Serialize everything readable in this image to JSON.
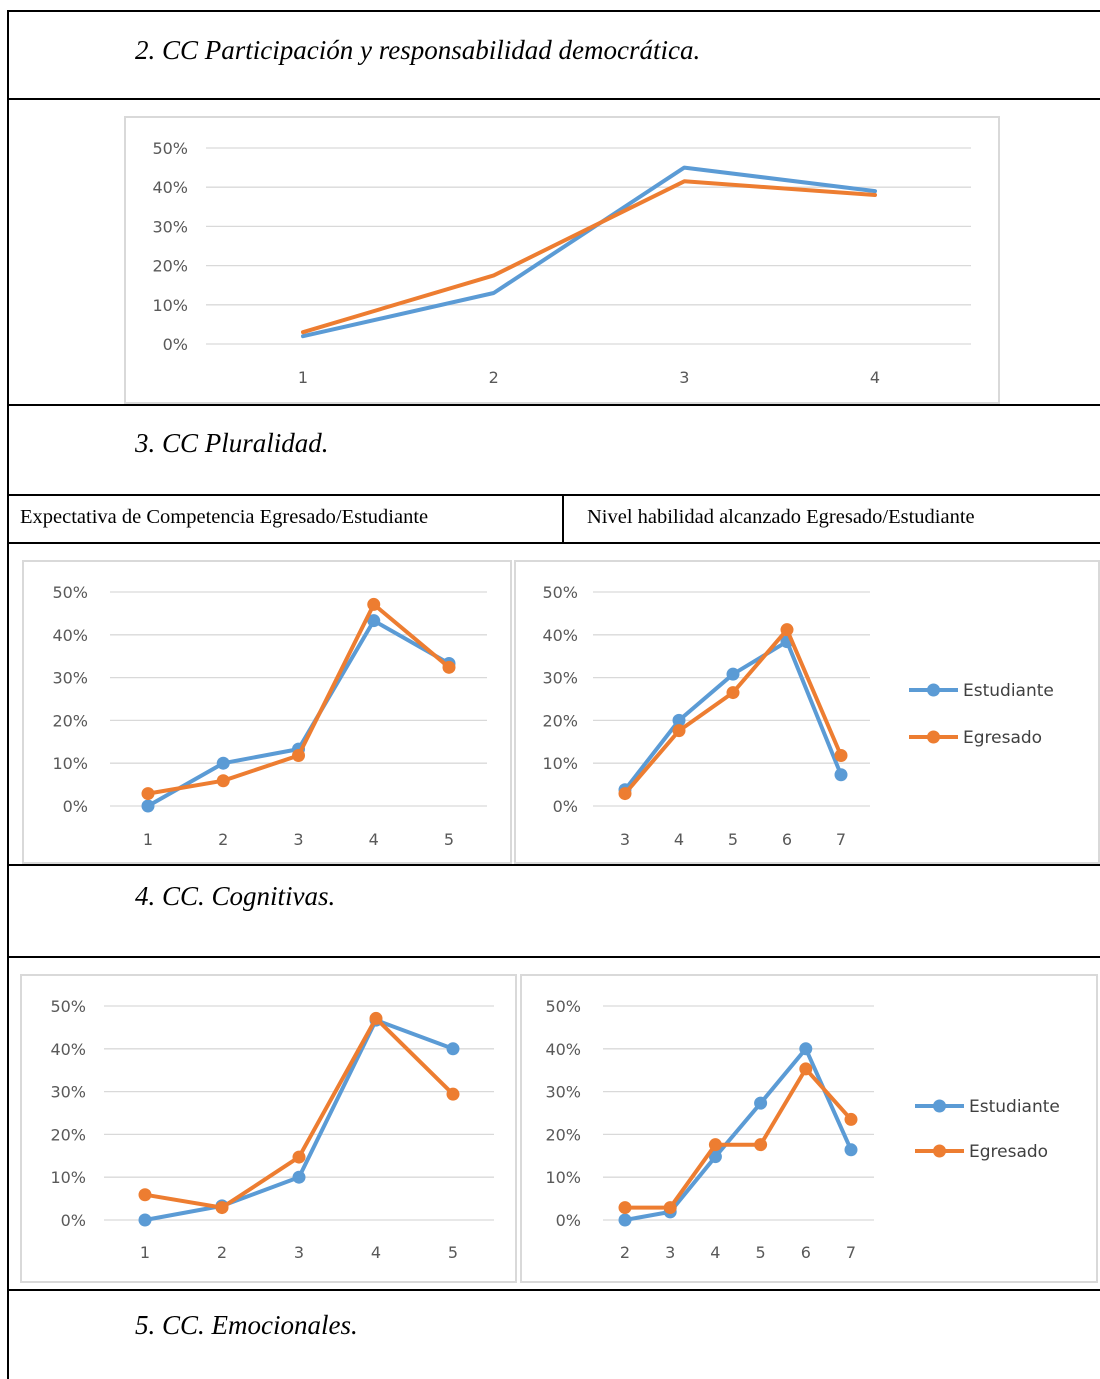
{
  "sections": {
    "s2_title": "2. CC Participación y responsabilidad democrática.",
    "s3_title": "3. CC Pluralidad.",
    "s4_title": "4. CC. Cognitivas.",
    "s5_title": "5. CC. Emocionales."
  },
  "column_headers": {
    "left": "Expectativa de Competencia Egresado/Estudiante",
    "right": "Nivel habilidad alcanzado Egresado/Estudiante"
  },
  "colors": {
    "estudiante": "#5b9bd5",
    "egresado": "#ed7d31",
    "grid": "#d9d9d9",
    "tick": "#595959"
  },
  "chart_data": [
    {
      "id": "c1",
      "type": "line",
      "title": "",
      "categories": [
        "1",
        "2",
        "3",
        "4"
      ],
      "ylim": [
        0,
        50
      ],
      "yticks": [
        "0%",
        "10%",
        "20%",
        "30%",
        "40%",
        "50%"
      ],
      "grid": true,
      "markers": false,
      "legend": [],
      "series": [
        {
          "key": "estudiante",
          "values": [
            2,
            13,
            45,
            39
          ]
        },
        {
          "key": "egresado",
          "values": [
            3,
            17.5,
            41.5,
            38
          ]
        }
      ]
    },
    {
      "id": "c2",
      "type": "line",
      "title": "",
      "categories": [
        "1",
        "2",
        "3",
        "4",
        "5"
      ],
      "ylim": [
        0,
        50
      ],
      "yticks": [
        "0%",
        "10%",
        "20%",
        "30%",
        "40%",
        "50%"
      ],
      "grid": true,
      "markers": true,
      "legend": [],
      "series": [
        {
          "key": "estudiante",
          "values": [
            0,
            10,
            13.3,
            43.3,
            33.3
          ]
        },
        {
          "key": "egresado",
          "values": [
            2.9,
            5.9,
            11.8,
            47.1,
            32.4
          ]
        }
      ]
    },
    {
      "id": "c3",
      "type": "line",
      "title": "",
      "categories": [
        "3",
        "4",
        "5",
        "6",
        "7"
      ],
      "ylim": [
        0,
        50
      ],
      "yticks": [
        "0%",
        "10%",
        "20%",
        "30%",
        "40%",
        "50%"
      ],
      "grid": true,
      "markers": true,
      "legend_position": "right",
      "legend": [
        "Estudiante",
        "Egresado"
      ],
      "series": [
        {
          "key": "estudiante",
          "name": "Estudiante",
          "values": [
            3.8,
            20,
            30.8,
            38.4,
            7.3
          ]
        },
        {
          "key": "egresado",
          "name": "Egresado",
          "values": [
            2.9,
            17.6,
            26.5,
            41.2,
            11.8
          ]
        }
      ]
    },
    {
      "id": "c4",
      "type": "line",
      "title": "",
      "categories": [
        "1",
        "2",
        "3",
        "4",
        "5"
      ],
      "ylim": [
        0,
        50
      ],
      "yticks": [
        "0%",
        "10%",
        "20%",
        "30%",
        "40%",
        "50%"
      ],
      "grid": true,
      "markers": true,
      "legend": [],
      "series": [
        {
          "key": "estudiante",
          "values": [
            0,
            3.3,
            10,
            46.7,
            40
          ]
        },
        {
          "key": "egresado",
          "values": [
            5.9,
            2.9,
            14.7,
            47.1,
            29.4
          ]
        }
      ]
    },
    {
      "id": "c5",
      "type": "line",
      "title": "",
      "categories": [
        "2",
        "3",
        "4",
        "5",
        "6",
        "7"
      ],
      "ylim": [
        0,
        50
      ],
      "yticks": [
        "0%",
        "10%",
        "20%",
        "30%",
        "40%",
        "50%"
      ],
      "grid": true,
      "markers": true,
      "legend_position": "right",
      "legend": [
        "Estudiante",
        "Egresado"
      ],
      "series": [
        {
          "key": "estudiante",
          "name": "Estudiante",
          "values": [
            0,
            1.9,
            14.8,
            27.3,
            40,
            16.4
          ]
        },
        {
          "key": "egresado",
          "name": "Egresado",
          "values": [
            2.9,
            2.9,
            17.6,
            17.6,
            35.3,
            23.5
          ]
        }
      ]
    }
  ]
}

- - -

Reproduce each entry precisely. Leave the pictures out.

_SOLUTION TO THIS PROBLEM_
Serialize everything readable in this image to JSON.
{
  "sections": {
    "s2_title": "2. CC Participación y responsabilidad democrática.",
    "s3_title": "3. CC Pluralidad.",
    "s4_title": "4. CC. Cognitivas.",
    "s5_title": "5. CC. Emocionales."
  },
  "column_headers": {
    "left": "Expectativa de Competencia Egresado/Estudiante",
    "right": "Nivel habilidad alcanzado Egresado/Estudiante"
  },
  "colors": {
    "estudiante": "#5b9bd5",
    "egresado": "#ed7d31",
    "grid": "#d9d9d9",
    "tick": "#595959"
  },
  "chart_data": [
    {
      "id": "c1",
      "type": "line",
      "title": "",
      "categories": [
        "1",
        "2",
        "3",
        "4"
      ],
      "ylim": [
        0,
        50
      ],
      "yticks": [
        "0%",
        "10%",
        "20%",
        "30%",
        "40%",
        "50%"
      ],
      "grid": true,
      "markers": false,
      "legend": [],
      "series": [
        {
          "key": "estudiante",
          "values": [
            2,
            13,
            45,
            39
          ]
        },
        {
          "key": "egresado",
          "values": [
            3,
            17.5,
            41.5,
            38
          ]
        }
      ]
    },
    {
      "id": "c2",
      "type": "line",
      "title": "",
      "categories": [
        "1",
        "2",
        "3",
        "4",
        "5"
      ],
      "ylim": [
        0,
        50
      ],
      "yticks": [
        "0%",
        "10%",
        "20%",
        "30%",
        "40%",
        "50%"
      ],
      "grid": true,
      "markers": true,
      "legend": [],
      "series": [
        {
          "key": "estudiante",
          "values": [
            0,
            10,
            13.3,
            43.3,
            33.3
          ]
        },
        {
          "key": "egresado",
          "values": [
            2.9,
            5.9,
            11.8,
            47.1,
            32.4
          ]
        }
      ]
    },
    {
      "id": "c3",
      "type": "line",
      "title": "",
      "categories": [
        "3",
        "4",
        "5",
        "6",
        "7"
      ],
      "ylim": [
        0,
        50
      ],
      "yticks": [
        "0%",
        "10%",
        "20%",
        "30%",
        "40%",
        "50%"
      ],
      "grid": true,
      "markers": true,
      "legend_position": "right",
      "legend": [
        "Estudiante",
        "Egresado"
      ],
      "series": [
        {
          "key": "estudiante",
          "name": "Estudiante",
          "values": [
            3.8,
            20,
            30.8,
            38.4,
            7.3
          ]
        },
        {
          "key": "egresado",
          "name": "Egresado",
          "values": [
            2.9,
            17.6,
            26.5,
            41.2,
            11.8
          ]
        }
      ]
    },
    {
      "id": "c4",
      "type": "line",
      "title": "",
      "categories": [
        "1",
        "2",
        "3",
        "4",
        "5"
      ],
      "ylim": [
        0,
        50
      ],
      "yticks": [
        "0%",
        "10%",
        "20%",
        "30%",
        "40%",
        "50%"
      ],
      "grid": true,
      "markers": true,
      "legend": [],
      "series": [
        {
          "key": "estudiante",
          "values": [
            0,
            3.3,
            10,
            46.7,
            40
          ]
        },
        {
          "key": "egresado",
          "values": [
            5.9,
            2.9,
            14.7,
            47.1,
            29.4
          ]
        }
      ]
    },
    {
      "id": "c5",
      "type": "line",
      "title": "",
      "categories": [
        "2",
        "3",
        "4",
        "5",
        "6",
        "7"
      ],
      "ylim": [
        0,
        50
      ],
      "yticks": [
        "0%",
        "10%",
        "20%",
        "30%",
        "40%",
        "50%"
      ],
      "grid": true,
      "markers": true,
      "legend_position": "right",
      "legend": [
        "Estudiante",
        "Egresado"
      ],
      "series": [
        {
          "key": "estudiante",
          "name": "Estudiante",
          "values": [
            0,
            1.9,
            14.8,
            27.3,
            40,
            16.4
          ]
        },
        {
          "key": "egresado",
          "name": "Egresado",
          "values": [
            2.9,
            2.9,
            17.6,
            17.6,
            35.3,
            23.5
          ]
        }
      ]
    }
  ]
}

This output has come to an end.